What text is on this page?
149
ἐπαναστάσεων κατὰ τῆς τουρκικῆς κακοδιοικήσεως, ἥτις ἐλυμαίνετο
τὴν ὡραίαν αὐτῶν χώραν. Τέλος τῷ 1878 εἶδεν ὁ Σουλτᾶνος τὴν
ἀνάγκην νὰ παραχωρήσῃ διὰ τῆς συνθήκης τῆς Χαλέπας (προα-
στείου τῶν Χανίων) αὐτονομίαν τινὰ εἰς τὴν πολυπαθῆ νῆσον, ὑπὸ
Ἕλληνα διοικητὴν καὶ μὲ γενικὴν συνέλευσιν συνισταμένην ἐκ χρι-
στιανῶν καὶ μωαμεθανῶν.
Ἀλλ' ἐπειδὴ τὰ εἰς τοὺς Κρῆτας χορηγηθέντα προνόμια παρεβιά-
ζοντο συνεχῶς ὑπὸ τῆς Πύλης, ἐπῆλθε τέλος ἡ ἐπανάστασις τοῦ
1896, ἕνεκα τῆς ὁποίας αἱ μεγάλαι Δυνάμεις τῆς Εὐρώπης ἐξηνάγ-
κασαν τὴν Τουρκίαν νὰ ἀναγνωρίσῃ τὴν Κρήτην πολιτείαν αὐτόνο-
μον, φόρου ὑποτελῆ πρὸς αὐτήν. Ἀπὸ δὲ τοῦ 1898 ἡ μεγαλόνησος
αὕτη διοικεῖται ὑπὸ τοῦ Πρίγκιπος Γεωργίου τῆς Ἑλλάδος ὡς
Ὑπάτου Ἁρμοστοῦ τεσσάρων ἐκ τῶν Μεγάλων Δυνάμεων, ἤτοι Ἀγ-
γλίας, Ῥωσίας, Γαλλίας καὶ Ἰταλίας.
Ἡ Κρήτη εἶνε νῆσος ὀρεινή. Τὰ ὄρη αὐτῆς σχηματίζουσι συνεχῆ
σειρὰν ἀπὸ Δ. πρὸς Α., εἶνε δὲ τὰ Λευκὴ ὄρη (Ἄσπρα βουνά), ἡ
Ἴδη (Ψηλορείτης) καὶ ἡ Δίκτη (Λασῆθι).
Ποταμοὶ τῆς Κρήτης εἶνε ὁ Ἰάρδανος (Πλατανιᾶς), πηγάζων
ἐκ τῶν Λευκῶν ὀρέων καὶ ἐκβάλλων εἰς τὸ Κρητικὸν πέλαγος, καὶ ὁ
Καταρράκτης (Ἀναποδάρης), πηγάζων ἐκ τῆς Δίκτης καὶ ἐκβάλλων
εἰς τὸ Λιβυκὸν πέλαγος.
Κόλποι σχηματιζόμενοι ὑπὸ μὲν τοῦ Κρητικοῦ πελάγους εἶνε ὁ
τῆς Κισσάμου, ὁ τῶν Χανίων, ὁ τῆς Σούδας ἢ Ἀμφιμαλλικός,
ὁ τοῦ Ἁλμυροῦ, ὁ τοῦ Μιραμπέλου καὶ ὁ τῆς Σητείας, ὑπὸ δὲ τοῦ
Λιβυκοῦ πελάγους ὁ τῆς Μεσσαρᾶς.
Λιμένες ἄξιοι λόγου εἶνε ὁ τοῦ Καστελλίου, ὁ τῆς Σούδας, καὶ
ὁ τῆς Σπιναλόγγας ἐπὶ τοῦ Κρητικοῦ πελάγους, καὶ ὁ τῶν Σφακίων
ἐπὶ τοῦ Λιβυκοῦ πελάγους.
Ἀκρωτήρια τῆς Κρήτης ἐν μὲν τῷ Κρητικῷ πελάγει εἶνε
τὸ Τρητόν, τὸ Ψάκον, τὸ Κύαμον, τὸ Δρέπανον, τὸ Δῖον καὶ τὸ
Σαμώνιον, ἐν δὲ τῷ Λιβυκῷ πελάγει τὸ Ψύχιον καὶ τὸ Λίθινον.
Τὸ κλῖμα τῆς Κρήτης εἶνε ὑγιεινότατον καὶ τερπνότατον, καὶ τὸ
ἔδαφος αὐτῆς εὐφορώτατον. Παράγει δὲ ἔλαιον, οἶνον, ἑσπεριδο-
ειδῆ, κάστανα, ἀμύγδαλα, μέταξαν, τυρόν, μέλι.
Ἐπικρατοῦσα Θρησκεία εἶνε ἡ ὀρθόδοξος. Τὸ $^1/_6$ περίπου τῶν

◇ ◇ ◇ ◇ ◇ ◇ ◇

=== The problem ===
Search the records for the word "εἶνε". Copy every line that has it.

=== Result ===
Ἡ Κρήτη εἶνε νῆσος ὀρεινή. Τὰ ὄρη αὐτῆς σχηματίζουσι συνεχῆ
σειρὰν ἀπὸ Δ. πρὸς Α., εἶνε δὲ τὰ Λευκὴ ὄρη (Ἄσπρα βουνά), ἡ
Ποταμοὶ τῆς Κρήτης εἶνε ὁ Ἰάρδανος (Πλατανιᾶς), πηγάζων
Κόλποι σχηματιζόμενοι ὑπὸ μὲν τοῦ Κρητικοῦ πελάγους εἶνε ὁ
Λιμένες ἄξιοι λόγου εἶνε ὁ τοῦ Καστελλίου, ὁ τῆς Σούδας, καὶ
Ἀκρωτήρια τῆς Κρήτης ἐν μὲν τῷ Κρητικῷ πελάγει εἶνε
Τὸ κλῖμα τῆς Κρήτης εἶνε ὑγιεινότατον καὶ τερπνότατον, καὶ τὸ
Ἐπικρατοῦσα Θρησκεία εἶνε ἡ ὀρθόδοξος. Τὸ $^1/_6$ περίπου τῶν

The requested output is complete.